§ **Written instruction**:
Copy exactly, and only, the lines from the line containing "Decode this image" through the last line of the records below, both included.

***** Data listing

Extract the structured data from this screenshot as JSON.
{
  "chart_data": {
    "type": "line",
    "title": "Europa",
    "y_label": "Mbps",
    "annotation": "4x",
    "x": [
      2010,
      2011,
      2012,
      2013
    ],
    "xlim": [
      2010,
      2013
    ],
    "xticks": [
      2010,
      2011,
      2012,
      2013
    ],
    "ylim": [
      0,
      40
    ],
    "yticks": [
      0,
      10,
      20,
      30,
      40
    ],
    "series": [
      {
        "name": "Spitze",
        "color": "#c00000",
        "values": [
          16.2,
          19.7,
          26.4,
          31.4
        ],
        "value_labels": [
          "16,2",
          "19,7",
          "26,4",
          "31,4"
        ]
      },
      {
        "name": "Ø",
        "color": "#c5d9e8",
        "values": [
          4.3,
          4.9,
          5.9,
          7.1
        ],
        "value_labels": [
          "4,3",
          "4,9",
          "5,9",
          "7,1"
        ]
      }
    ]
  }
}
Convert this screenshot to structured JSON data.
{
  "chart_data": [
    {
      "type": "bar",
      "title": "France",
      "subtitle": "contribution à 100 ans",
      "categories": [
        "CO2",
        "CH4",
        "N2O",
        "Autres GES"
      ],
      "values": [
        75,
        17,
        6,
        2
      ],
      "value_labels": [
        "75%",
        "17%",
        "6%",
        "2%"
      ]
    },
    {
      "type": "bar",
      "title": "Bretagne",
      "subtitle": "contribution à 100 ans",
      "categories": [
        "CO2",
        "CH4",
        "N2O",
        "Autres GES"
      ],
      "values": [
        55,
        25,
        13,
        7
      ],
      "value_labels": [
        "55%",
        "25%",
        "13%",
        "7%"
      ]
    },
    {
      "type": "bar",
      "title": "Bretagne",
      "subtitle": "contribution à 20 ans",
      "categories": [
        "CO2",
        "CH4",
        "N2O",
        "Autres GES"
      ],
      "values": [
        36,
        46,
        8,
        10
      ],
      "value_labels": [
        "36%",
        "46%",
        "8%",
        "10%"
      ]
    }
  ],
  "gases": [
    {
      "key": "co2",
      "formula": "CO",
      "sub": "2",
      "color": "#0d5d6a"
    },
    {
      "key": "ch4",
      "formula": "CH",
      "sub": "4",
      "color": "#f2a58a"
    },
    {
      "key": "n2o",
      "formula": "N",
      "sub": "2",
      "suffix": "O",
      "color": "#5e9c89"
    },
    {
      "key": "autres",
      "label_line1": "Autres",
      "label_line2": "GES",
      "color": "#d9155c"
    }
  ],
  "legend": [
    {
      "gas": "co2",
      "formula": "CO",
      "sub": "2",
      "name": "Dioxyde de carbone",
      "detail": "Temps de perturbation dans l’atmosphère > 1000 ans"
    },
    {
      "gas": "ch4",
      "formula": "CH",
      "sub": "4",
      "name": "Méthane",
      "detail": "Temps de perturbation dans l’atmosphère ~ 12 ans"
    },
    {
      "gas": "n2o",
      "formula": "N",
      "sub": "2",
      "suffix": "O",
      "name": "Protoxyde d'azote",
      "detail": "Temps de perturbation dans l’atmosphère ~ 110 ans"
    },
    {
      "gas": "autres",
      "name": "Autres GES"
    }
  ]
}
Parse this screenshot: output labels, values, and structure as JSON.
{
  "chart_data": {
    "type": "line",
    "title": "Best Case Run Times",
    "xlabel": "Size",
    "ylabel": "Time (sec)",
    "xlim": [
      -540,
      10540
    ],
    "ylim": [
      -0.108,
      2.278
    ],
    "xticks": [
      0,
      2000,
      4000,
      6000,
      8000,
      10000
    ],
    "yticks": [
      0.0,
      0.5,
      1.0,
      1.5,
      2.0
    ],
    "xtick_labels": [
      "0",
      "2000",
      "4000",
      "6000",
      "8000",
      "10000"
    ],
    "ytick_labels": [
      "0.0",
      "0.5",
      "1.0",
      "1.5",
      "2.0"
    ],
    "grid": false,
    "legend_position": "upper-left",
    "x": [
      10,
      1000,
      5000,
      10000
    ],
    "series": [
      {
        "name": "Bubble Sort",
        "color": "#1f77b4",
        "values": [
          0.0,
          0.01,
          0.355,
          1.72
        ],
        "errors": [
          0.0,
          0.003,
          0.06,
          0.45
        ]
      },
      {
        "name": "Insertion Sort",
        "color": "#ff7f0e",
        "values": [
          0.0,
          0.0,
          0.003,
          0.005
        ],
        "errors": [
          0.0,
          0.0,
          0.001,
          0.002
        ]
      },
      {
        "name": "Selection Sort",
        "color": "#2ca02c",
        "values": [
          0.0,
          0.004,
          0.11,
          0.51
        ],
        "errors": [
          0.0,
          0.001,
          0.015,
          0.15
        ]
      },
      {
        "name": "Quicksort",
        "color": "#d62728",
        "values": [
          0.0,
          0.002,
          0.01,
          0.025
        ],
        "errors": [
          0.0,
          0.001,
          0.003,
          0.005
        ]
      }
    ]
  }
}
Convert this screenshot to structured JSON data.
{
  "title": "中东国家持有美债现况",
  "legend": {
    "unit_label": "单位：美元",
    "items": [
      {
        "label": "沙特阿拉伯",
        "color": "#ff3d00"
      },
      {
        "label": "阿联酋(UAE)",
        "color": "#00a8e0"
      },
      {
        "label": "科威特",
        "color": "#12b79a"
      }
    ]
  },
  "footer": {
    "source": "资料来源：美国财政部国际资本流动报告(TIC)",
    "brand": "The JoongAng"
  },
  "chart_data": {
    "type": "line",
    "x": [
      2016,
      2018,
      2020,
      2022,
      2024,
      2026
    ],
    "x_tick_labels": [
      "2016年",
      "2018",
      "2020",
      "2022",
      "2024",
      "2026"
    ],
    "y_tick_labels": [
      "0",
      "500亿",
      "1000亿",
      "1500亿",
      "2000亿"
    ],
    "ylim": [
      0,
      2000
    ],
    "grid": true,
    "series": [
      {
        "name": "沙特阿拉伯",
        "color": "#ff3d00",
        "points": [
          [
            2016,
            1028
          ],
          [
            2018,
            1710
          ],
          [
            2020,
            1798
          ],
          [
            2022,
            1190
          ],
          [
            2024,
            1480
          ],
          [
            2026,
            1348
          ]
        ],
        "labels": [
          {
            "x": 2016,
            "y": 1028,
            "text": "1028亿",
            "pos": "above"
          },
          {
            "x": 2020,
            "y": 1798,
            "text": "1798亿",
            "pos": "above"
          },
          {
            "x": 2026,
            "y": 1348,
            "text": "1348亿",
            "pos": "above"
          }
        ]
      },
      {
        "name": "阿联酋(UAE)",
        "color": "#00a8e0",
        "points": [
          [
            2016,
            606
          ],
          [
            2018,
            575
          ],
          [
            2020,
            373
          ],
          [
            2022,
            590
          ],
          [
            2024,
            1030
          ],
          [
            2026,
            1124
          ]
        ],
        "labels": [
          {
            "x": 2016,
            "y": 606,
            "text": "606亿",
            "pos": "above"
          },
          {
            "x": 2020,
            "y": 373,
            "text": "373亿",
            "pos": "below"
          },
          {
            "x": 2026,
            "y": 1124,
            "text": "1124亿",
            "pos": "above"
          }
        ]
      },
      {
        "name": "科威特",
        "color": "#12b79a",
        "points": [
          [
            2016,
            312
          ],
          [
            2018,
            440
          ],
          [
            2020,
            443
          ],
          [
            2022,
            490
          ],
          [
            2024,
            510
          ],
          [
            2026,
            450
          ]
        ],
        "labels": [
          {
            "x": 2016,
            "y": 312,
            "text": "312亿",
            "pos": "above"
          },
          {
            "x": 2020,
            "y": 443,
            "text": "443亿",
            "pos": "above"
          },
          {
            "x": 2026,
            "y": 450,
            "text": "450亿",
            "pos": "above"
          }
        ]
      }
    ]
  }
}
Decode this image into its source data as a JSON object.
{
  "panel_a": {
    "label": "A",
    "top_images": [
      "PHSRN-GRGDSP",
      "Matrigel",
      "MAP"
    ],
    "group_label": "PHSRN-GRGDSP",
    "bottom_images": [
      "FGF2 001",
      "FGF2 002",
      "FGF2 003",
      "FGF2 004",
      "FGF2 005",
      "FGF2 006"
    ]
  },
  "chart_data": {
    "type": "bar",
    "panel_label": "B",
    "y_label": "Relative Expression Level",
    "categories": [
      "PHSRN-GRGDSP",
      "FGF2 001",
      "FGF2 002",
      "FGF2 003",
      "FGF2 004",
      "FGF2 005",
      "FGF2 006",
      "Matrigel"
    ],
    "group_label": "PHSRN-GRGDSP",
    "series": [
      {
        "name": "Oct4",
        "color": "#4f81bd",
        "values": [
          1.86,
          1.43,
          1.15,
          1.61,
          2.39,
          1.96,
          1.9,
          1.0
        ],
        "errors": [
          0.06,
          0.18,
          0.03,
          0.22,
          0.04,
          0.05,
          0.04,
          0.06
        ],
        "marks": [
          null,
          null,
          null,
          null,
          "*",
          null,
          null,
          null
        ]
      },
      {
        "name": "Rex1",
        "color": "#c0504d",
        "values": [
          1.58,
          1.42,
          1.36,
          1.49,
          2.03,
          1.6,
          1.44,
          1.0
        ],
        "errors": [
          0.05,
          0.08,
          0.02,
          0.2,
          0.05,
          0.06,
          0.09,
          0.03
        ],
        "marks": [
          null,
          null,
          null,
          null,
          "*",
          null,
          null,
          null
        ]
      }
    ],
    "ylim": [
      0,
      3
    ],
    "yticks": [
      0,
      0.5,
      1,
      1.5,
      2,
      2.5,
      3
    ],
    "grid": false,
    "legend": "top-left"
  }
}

**********

§ **Output for this task**:
Decode this image into its source data as a JSON object.
{
  "panel_a": {
    "label": "A",
    "top_images": [
      "PHSRN-GRGDSP",
      "Matrigel",
      "MAP"
    ],
    "group_label": "PHSRN-GRGDSP",
    "bottom_images": [
      "FGF2 001",
      "FGF2 002",
      "FGF2 003",
      "FGF2 004",
      "FGF2 005",
      "FGF2 006"
    ]
  },
  "chart_data": {
    "type": "bar",
    "panel_label": "B",
    "y_label": "Relative Expression Level",
    "categories": [
      "PHSRN-GRGDSP",
      "FGF2 001",
      "FGF2 002",
      "FGF2 003",
      "FGF2 004",
      "FGF2 005",
      "FGF2 006",
      "Matrigel"
    ],
    "group_label": "PHSRN-GRGDSP",
    "series": [
      {
        "name": "Oct4",
        "color": "#4f81bd",
        "values": [
          1.86,
          1.43,
          1.15,
          1.61,
          2.39,
          1.96,
          1.9,
          1.0
        ],
        "errors": [
          0.06,
          0.18,
          0.03,
          0.22,
          0.04,
          0.05,
          0.04,
          0.06
        ],
        "marks": [
          null,
          null,
          null,
          null,
          "*",
          null,
          null,
          null
        ]
      },
      {
        "name": "Rex1",
        "color": "#c0504d",
        "values": [
          1.58,
          1.42,
          1.36,
          1.49,
          2.03,
          1.6,
          1.44,
          1.0
        ],
        "errors": [
          0.05,
          0.08,
          0.02,
          0.2,
          0.05,
          0.06,
          0.09,
          0.03
        ],
        "marks": [
          null,
          null,
          null,
          null,
          "*",
          null,
          null,
          null
        ]
      }
    ],
    "ylim": [
      0,
      3
    ],
    "yticks": [
      0,
      0.5,
      1,
      1.5,
      2,
      2.5,
      3
    ],
    "grid": false,
    "legend": "top-left"
  }
}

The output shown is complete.